■ Instructions for the task ■
In the entries below, identify every line with the string "service" and copy it.

■ Material provided ■
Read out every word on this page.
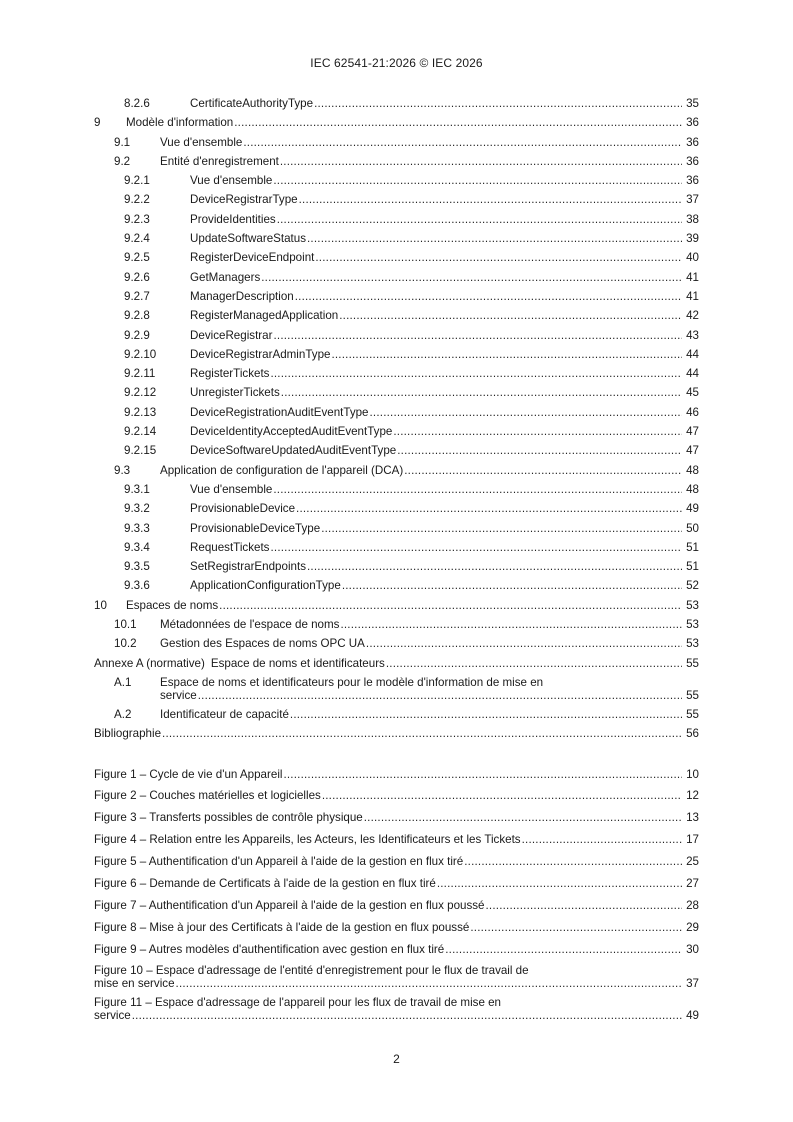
IEC 62541-21:2026 © IEC 2026
8.2.6	CertificateAuthorityType .....	35
9	Modèle d'information .....	36
9.1	Vue d'ensemble .....	36
9.2	Entité d'enregistrement .....	36
9.2.1	Vue d'ensemble .....	36
9.2.2	DeviceRegistrarType .....	37
9.2.3	ProvideIdentities .....	38
9.2.4	UpdateSoftwareStatus .....	39
9.2.5	RegisterDeviceEndpoint .....	40
9.2.6	GetManagers .....	41
9.2.7	ManagerDescription .....	41
9.2.8	RegisterManagedApplication .....	42
9.2.9	DeviceRegistrar .....	43
9.2.10	DeviceRegistrarAdminType .....	44
9.2.11	RegisterTickets .....	44
9.2.12	UnregisterTickets .....	45
9.2.13	DeviceRegistrationAuditEventType .....	46
9.2.14	DeviceIdentityAcceptedAuditEventType .....	47
9.2.15	DeviceSoftwareUpdatedAuditEventType .....	47
9.3	Application de configuration de l'appareil (DCA) .....	48
9.3.1	Vue d'ensemble .....	48
9.3.2	ProvisionableDevice .....	49
9.3.3	ProvisionableDeviceType .....	50
9.3.4	RequestTickets .....	51
9.3.5	SetRegistrarEndpoints .....	51
9.3.6	ApplicationConfigurationType .....	52
10	Espaces de noms .....	53
10.1	Métadonnées de l'espace de noms .....	53
10.2	Gestion des Espaces de noms OPC UA .....	53
Annexe A (normative) Espace de noms et identificateurs .....	55
A.1	Espace de noms et identificateurs pour le modèle d'information de mise en
service .....	55
A.2	Identificateur de capacité .....	55
Bibliographie .....	56
Figure 1 – Cycle de vie d'un Appareil .....	10
Figure 2 – Couches matérielles et logicielles .....	12
Figure 3 – Transferts possibles de contrôle physique .....	13
Figure 4 – Relation entre les Appareils, les Acteurs, les Identificateurs et les Tickets .....	17
Figure 5 – Authentification d'un Appareil à l'aide de la gestion en flux tiré .....	25
Figure 6 – Demande de Certificats à l'aide de la gestion en flux tiré .....	27
Figure 7 – Authentification d'un Appareil à l'aide de la gestion en flux poussé .....	28
Figure 8 – Mise à jour des Certificats à l'aide de la gestion en flux poussé .....	29
Figure 9 – Autres modèles d'authentification avec gestion en flux tiré .....	30
Figure 10 – Espace d'adressage de l'entité d'enregistrement pour le flux de travail de
mise en service .....	37
Figure 11 – Espace d'adressage de l'appareil pour les flux de travail de mise en
service .....	49
2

■ Task output ■
service .....	55
mise en service .....	37
service .....	49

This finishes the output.